## SELECTION

►

Utah State Bar

ETHICS ADVISORY OPINION COMMITTEE Opinion No. 97-11 (Approved December 5, 1997)


May an attorney finance the expected costs of a case by borrowing money from a non-lawyer pursuant to a non-recourse promissory note, where the note is secured by the attorney’s interest in his contingent fee in the case?


An attorney’s grant of a security interest in a contingent fee from a particular case to secure a loan constitutes the sharing of fees with a non-lawyer in violation of Utah Rules of Professional Conduct 5.4(a).


“Attorney” has consulted with a private individual who is not an attorney (“Lender”). Lender proposes to loan to Attorney an agreed-on amount to be used for costs and expenses in pursuing a matter on behalf of Attorney’s client (“Client”). Attorney and Client have a contingent-fee agreement under which Attorney is responsible for costs, and under which Attorney is entitled to a percentage of the recovery. A promissory note would be executed under which an interest rate would be calculated on the basis of the risk of loss of the case and the fact that Attorney’s portion of the recovery would be the only source of repayment of the funds. Funds would be disbursed by Attorney in periodic draws as expenses were incurred. The loan agreement would also state that Attorney would pay Lender the first proceeds of his share of any recovery until the amount of the note, plus interest, was paid. However, the loan would be “nonrecourse” to Attorney; that is, in the event the loan is not repaid, the Attorney could not be held personally liable by Lender for repayment. As security for the loan, Attorney would assign to Lender his interest in the contingent-fee agreement with Client. A security agreement and financing statement would be signed and proper filings with the appropriate authorities would be made to perfect Lender’s security interest. Client would specifically consent to the loan in writing. Lender would agree that he has no right to direct or influence the litigation, that his sole contact with Attorney would be for Attorney to report on the progress of the case, and that Lender could audit expenses paid from loan proceeds for genuineness.

Analysis: Except in certain circumstances, none of which apply to the matter before us, Rule 5.4(a) prohibits a lawyer or law firm from sharing legal fees with a nonlawyer.1 The Comment to Rule 5.4 states that the rule “expresses traditional limitations on sharing fees,” and that “[t]hese limitations are to protect the lawyer’s professional independence of judgment.”

◄

## PROVIDED MATERIAL
►

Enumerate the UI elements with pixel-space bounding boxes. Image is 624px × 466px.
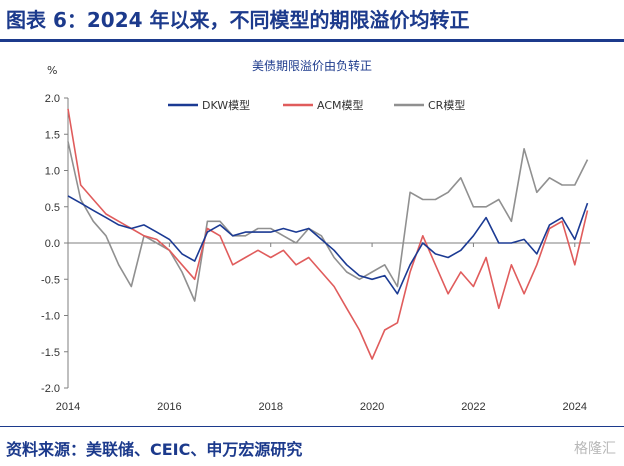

◄

## INSTRUCTIONS TO FOLLOW
How would you render this sentence from the ethics opinion in Spanish: "Client would specifically consent to the loan in writing." None of the data matters for this.

## ANSWER TO THE TASK
El Cliente daría su consentimiento expreso al préstamo por escrito.